◆ INSTRUCTION ◆
Copy out lines with the word "dewpoint" from the material that follows.

Dataset rows about figures:
======

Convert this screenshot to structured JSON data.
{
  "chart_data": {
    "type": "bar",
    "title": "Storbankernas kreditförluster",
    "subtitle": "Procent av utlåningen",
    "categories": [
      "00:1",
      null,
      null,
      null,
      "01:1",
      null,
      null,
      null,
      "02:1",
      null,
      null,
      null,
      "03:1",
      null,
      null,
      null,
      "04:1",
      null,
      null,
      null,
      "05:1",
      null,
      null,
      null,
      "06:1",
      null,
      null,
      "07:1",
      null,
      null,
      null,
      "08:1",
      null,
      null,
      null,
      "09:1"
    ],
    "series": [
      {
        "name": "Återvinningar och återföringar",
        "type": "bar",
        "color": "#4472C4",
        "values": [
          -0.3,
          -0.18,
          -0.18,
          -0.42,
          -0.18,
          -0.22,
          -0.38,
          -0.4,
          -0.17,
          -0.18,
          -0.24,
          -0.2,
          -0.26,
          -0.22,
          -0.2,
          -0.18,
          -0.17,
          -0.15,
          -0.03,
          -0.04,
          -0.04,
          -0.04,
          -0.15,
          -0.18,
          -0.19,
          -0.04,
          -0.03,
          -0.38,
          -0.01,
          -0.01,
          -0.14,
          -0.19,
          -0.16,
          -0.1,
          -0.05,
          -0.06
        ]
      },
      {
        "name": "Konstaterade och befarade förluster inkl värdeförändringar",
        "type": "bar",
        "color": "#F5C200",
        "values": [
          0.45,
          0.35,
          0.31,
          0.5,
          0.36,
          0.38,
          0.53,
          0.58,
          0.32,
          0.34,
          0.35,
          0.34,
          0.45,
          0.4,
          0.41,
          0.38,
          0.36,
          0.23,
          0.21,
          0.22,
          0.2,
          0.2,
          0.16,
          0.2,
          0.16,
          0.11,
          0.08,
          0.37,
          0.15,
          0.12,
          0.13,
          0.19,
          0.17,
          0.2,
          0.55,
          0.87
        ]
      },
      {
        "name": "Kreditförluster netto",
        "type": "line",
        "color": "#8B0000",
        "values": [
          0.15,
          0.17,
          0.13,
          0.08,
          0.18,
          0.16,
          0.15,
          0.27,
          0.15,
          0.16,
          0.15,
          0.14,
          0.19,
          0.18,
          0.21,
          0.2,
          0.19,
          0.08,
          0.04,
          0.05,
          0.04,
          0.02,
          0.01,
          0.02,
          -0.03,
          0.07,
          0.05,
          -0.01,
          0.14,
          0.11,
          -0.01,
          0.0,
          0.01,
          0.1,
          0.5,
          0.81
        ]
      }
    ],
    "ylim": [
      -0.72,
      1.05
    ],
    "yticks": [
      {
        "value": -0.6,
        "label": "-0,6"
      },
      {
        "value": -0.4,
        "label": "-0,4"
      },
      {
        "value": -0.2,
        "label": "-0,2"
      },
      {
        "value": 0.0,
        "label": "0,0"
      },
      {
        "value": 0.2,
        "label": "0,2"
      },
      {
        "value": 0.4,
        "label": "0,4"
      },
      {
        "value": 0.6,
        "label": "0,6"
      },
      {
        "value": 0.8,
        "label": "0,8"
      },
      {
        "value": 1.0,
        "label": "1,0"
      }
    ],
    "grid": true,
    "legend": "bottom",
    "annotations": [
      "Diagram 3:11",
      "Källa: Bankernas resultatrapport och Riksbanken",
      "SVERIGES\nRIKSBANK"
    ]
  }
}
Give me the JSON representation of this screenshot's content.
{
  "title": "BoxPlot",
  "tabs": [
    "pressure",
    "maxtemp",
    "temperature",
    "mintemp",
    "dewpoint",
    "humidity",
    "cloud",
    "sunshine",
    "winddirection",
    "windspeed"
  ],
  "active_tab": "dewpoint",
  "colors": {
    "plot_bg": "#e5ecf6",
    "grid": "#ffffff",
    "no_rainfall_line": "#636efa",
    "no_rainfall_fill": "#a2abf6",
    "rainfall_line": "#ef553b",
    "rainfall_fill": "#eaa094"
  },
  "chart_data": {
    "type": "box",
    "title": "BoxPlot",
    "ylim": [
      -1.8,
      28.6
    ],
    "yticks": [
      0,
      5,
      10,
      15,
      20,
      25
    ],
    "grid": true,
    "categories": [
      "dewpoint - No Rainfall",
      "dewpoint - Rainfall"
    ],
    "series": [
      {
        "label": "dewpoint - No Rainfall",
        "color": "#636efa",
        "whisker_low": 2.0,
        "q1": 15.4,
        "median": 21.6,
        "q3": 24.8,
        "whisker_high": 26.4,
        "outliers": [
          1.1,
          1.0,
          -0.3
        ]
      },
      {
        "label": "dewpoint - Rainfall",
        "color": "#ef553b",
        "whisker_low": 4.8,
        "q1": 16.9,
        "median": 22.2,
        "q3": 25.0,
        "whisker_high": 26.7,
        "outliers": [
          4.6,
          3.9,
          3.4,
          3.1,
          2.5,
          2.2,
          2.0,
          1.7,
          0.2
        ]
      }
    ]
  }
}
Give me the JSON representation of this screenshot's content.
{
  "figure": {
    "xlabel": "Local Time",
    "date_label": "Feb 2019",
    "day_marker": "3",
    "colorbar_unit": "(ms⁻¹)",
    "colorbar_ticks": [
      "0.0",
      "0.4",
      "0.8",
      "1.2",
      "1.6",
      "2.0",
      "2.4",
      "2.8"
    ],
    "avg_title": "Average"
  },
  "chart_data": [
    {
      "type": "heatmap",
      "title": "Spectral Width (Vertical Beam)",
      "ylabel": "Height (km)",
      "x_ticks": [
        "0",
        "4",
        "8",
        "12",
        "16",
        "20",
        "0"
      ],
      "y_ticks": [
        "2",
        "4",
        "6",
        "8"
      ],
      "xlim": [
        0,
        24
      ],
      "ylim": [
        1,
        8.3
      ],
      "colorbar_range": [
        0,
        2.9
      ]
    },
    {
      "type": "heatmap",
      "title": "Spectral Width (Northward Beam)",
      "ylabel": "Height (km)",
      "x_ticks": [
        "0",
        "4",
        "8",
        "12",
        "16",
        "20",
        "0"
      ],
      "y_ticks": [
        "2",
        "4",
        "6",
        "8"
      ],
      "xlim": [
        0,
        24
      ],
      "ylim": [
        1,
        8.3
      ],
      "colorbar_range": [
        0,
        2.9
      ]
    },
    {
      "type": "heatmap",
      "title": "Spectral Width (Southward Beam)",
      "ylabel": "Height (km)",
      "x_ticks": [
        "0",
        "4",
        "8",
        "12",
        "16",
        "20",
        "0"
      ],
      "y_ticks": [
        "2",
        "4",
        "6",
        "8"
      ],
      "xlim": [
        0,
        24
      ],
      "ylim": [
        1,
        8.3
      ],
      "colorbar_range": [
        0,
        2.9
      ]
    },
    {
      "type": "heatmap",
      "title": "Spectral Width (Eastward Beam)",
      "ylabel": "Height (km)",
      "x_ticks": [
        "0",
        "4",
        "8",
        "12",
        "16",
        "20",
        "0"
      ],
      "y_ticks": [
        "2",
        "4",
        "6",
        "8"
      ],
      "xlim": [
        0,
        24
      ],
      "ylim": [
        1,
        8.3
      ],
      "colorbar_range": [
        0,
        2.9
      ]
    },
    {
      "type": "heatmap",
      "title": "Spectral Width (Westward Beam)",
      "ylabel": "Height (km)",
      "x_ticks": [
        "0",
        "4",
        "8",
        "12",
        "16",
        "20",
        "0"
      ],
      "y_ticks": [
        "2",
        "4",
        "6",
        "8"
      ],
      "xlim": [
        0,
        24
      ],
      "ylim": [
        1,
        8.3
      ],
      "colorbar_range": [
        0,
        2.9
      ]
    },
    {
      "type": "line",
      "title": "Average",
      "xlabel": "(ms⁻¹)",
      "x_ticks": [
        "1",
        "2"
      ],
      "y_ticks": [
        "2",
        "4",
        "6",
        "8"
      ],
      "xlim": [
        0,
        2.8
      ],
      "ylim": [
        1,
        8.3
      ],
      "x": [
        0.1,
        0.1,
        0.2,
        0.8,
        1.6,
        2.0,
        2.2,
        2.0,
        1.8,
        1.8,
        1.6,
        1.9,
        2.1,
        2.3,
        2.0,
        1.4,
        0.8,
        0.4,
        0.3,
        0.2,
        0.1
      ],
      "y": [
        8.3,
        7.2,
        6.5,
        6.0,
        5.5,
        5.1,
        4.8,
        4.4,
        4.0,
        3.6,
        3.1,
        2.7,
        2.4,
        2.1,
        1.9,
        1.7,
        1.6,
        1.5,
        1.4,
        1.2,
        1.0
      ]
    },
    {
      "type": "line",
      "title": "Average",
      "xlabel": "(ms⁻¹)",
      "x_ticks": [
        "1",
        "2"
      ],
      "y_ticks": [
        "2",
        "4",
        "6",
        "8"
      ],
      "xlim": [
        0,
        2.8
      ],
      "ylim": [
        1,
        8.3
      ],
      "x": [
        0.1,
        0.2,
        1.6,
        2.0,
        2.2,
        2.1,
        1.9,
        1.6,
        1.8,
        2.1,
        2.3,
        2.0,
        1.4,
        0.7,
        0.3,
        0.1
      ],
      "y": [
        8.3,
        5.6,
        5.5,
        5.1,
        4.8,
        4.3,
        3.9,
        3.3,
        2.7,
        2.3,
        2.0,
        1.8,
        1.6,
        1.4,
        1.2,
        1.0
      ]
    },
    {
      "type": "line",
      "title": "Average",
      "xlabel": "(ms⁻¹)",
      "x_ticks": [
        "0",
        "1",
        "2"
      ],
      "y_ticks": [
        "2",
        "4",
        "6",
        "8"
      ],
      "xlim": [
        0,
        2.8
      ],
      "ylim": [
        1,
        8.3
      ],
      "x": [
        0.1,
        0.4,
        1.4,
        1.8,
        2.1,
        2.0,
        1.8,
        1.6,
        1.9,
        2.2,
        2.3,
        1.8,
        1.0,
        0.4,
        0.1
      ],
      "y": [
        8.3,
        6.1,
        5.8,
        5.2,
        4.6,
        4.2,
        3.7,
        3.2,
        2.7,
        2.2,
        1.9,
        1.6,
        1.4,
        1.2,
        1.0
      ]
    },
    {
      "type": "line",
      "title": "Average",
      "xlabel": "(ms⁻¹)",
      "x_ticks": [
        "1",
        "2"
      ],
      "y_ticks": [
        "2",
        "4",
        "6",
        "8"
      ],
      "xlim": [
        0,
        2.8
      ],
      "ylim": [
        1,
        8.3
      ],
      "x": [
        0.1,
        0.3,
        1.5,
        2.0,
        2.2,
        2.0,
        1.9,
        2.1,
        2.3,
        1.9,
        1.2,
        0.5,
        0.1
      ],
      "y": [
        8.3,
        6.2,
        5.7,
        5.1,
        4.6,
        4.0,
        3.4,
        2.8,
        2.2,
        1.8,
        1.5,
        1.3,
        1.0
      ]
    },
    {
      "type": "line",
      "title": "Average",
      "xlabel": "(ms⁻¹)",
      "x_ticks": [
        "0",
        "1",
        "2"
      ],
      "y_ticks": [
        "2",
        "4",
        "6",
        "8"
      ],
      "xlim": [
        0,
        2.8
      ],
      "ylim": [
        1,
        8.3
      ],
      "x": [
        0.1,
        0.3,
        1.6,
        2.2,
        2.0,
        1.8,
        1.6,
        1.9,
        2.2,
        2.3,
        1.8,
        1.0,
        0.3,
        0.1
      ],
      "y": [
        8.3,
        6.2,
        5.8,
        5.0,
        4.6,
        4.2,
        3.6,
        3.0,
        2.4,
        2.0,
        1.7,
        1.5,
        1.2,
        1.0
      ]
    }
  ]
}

======

◆ COMPLETE RESPONSE ◆
    "dewpoint",
  "active_tab": "dewpoint",
      "dewpoint - No Rainfall",
      "dewpoint - Rainfall"
        "label": "dewpoint - No Rainfall",
        "label": "dewpoint - Rainfall",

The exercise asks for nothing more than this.